DIRECTIONS FOR THIS TASK: Identify and reproduce every line holding the string "constraint".

##### EXERCISE DATA #####

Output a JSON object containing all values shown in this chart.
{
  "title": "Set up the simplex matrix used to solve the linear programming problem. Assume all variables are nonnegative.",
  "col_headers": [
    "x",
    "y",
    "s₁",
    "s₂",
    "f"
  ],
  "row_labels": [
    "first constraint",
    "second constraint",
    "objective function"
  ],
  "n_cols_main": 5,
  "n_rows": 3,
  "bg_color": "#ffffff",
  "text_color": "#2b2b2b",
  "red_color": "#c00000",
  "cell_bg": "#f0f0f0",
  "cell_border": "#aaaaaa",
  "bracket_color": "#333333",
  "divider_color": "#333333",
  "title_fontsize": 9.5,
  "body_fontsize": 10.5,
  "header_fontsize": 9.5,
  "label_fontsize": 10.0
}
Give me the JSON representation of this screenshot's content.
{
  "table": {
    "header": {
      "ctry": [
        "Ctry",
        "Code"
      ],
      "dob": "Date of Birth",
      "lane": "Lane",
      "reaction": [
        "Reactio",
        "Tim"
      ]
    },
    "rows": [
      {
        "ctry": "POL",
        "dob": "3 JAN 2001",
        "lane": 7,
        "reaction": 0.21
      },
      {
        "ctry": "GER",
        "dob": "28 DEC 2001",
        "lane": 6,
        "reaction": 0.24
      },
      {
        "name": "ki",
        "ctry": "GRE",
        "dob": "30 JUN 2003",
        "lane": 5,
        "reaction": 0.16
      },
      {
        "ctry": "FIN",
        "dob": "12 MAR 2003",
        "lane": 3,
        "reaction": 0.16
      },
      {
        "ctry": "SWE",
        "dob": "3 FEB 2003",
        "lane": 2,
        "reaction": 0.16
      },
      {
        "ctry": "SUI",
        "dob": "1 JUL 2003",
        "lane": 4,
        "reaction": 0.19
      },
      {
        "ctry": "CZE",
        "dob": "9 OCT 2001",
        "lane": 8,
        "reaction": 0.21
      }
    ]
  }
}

#####

EXERCISE SOLUTION:
    "first constraint",
    "second constraint",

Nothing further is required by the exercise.